__What is being asked__. Scan the entries below for the word "Bleach". Copy each line that has it.

— BEGIN —

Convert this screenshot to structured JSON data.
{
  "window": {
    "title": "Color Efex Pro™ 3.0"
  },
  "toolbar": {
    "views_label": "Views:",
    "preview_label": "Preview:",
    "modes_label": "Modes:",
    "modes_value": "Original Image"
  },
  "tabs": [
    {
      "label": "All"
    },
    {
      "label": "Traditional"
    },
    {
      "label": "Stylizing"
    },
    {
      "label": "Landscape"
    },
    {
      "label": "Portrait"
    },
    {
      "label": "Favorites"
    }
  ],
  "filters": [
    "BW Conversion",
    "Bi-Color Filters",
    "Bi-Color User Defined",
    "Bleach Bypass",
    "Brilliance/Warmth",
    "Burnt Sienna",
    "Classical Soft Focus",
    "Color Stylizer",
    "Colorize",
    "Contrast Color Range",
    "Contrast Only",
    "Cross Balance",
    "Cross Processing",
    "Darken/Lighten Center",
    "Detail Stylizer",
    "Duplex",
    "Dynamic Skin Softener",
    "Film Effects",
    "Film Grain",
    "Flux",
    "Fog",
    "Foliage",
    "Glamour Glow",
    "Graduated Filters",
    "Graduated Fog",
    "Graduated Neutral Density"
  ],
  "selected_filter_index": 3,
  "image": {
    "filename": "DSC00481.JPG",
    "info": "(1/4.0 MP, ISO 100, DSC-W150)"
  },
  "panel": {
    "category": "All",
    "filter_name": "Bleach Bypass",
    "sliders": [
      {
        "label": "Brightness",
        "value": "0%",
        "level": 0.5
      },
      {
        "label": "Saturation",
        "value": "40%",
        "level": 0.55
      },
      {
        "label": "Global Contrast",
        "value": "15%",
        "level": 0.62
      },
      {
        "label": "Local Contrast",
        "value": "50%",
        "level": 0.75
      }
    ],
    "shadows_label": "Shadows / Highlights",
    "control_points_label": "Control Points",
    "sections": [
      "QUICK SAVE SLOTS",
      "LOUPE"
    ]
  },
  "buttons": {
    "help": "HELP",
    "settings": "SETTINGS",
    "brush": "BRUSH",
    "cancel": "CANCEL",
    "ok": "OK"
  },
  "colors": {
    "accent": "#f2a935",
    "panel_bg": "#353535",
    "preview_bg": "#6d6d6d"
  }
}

— END —

__Solved exercise__.
    "Bleach Bypass",
    "filter_name": "Bleach Bypass",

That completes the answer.